**What is required:**
Write the records out again, precisely as they stand.
○ ○ ○ ○ ○ ○ ○
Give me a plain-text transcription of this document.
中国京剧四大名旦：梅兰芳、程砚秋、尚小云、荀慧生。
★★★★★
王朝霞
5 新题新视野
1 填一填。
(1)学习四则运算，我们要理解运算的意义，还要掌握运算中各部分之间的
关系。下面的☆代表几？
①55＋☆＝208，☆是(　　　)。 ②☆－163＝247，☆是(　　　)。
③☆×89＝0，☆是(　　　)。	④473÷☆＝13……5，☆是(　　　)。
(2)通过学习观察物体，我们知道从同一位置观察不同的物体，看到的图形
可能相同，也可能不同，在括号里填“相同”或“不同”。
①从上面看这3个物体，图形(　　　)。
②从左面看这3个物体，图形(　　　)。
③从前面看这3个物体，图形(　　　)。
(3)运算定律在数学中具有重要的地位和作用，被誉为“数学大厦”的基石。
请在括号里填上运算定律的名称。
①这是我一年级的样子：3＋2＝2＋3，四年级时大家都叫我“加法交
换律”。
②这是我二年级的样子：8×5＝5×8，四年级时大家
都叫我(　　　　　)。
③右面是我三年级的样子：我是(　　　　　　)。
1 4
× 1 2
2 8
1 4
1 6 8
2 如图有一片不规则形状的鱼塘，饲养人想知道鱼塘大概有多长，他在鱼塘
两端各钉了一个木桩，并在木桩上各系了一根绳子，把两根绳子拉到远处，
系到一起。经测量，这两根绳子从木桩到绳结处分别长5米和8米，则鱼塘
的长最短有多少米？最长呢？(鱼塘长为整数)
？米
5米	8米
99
○ ○ ○ ○ ○ ○ ○
**Result of the task:**
Give me a plain-text transcription of this document.
中国京剧四大名旦：梅兰芳、程砚秋、尚小云、荀慧生。
★★★★★
王朝霞
5 新题新视野
1 填一填。
(1)学习四则运算，我们要理解运算的意义，还要掌握运算中各部分之间的
关系。下面的☆代表几？
①55＋☆＝208，☆是(　　　)。 ②☆－163＝247，☆是(　　　)。
③☆×89＝0，☆是(　　　)。	④473÷☆＝13……5，☆是(　　　)。
(2)通过学习观察物体，我们知道从同一位置观察不同的物体，看到的图形
可能相同，也可能不同，在括号里填“相同”或“不同”。
①从上面看这3个物体，图形(　　　)。
②从左面看这3个物体，图形(　　　)。
③从前面看这3个物体，图形(　　　)。
(3)运算定律在数学中具有重要的地位和作用，被誉为“数学大厦”的基石。
请在括号里填上运算定律的名称。
①这是我一年级的样子：3＋2＝2＋3，四年级时大家都叫我“加法交
换律”。
②这是我二年级的样子：8×5＝5×8，四年级时大家
都叫我(　　　　　)。
③右面是我三年级的样子：我是(　　　　　　)。
1 4
× 1 2
2 8
1 4
1 6 8
2 如图有一片不规则形状的鱼塘，饲养人想知道鱼塘大概有多长，他在鱼塘
两端各钉了一个木桩，并在木桩上各系了一根绳子，把两根绳子拉到远处，
系到一起。经测量，这两根绳子从木桩到绳结处分别长5米和8米，则鱼塘
的长最短有多少米？最长呢？(鱼塘长为整数)
？米
5米	8米
99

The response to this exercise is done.